What is expected: Write every line out verbatim and omit the pictures.

────

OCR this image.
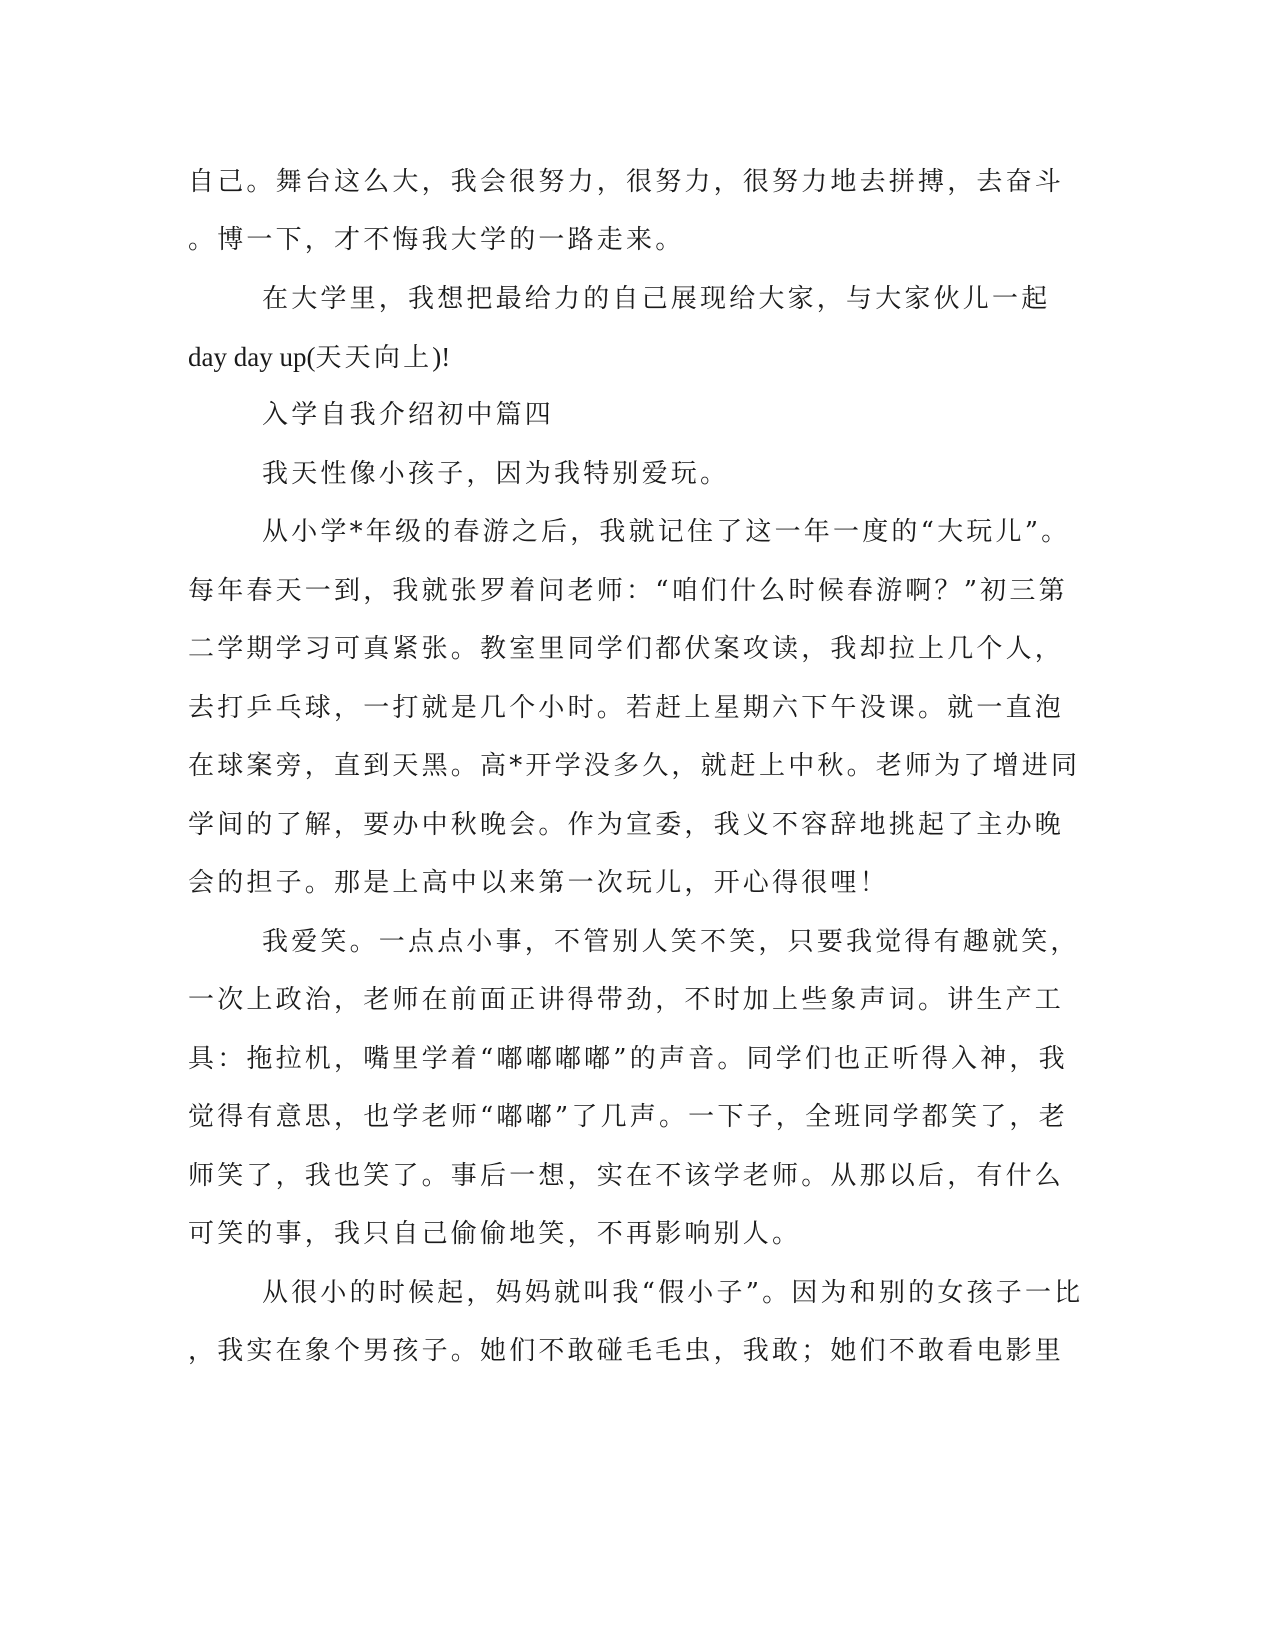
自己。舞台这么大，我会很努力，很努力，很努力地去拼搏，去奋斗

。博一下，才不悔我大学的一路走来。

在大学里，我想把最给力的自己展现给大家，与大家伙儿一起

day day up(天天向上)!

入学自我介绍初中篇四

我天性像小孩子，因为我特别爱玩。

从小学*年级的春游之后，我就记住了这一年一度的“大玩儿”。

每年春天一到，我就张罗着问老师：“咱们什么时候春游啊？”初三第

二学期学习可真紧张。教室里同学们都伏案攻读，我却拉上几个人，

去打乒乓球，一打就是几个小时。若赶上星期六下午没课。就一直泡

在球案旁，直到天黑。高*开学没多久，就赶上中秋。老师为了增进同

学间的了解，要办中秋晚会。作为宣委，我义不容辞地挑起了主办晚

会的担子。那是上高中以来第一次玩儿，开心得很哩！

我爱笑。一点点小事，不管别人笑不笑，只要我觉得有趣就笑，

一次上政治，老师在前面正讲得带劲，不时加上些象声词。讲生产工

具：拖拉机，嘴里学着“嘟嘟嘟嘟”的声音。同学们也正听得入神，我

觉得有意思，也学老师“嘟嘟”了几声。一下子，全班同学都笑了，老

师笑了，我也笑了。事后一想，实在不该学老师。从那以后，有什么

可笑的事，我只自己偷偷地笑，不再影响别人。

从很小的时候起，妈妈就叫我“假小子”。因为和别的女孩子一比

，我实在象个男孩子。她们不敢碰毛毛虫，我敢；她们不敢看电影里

────

Solution for this exercise:
OCR this image.
自己。舞台这么大，我会很努力，很努力，很努力地去拼搏，去奋斗

。博一下，才不悔我大学的一路走来。

在大学里，我想把最给力的自己展现给大家，与大家伙儿一起

day day up(天天向上)!

入学自我介绍初中篇四

我天性像小孩子，因为我特别爱玩。

从小学*年级的春游之后，我就记住了这一年一度的“大玩儿”。

每年春天一到，我就张罗着问老师：“咱们什么时候春游啊？”初三第

二学期学习可真紧张。教室里同学们都伏案攻读，我却拉上几个人，

去打乒乓球，一打就是几个小时。若赶上星期六下午没课。就一直泡

在球案旁，直到天黑。高*开学没多久，就赶上中秋。老师为了增进同

学间的了解，要办中秋晚会。作为宣委，我义不容辞地挑起了主办晚

会的担子。那是上高中以来第一次玩儿，开心得很哩！

我爱笑。一点点小事，不管别人笑不笑，只要我觉得有趣就笑，

一次上政治，老师在前面正讲得带劲，不时加上些象声词。讲生产工

具：拖拉机，嘴里学着“嘟嘟嘟嘟”的声音。同学们也正听得入神，我

觉得有意思，也学老师“嘟嘟”了几声。一下子，全班同学都笑了，老

师笑了，我也笑了。事后一想，实在不该学老师。从那以后，有什么

可笑的事，我只自己偷偷地笑，不再影响别人。

从很小的时候起，妈妈就叫我“假小子”。因为和别的女孩子一比

，我实在象个男孩子。她们不敢碰毛毛虫，我敢；她们不敢看电影里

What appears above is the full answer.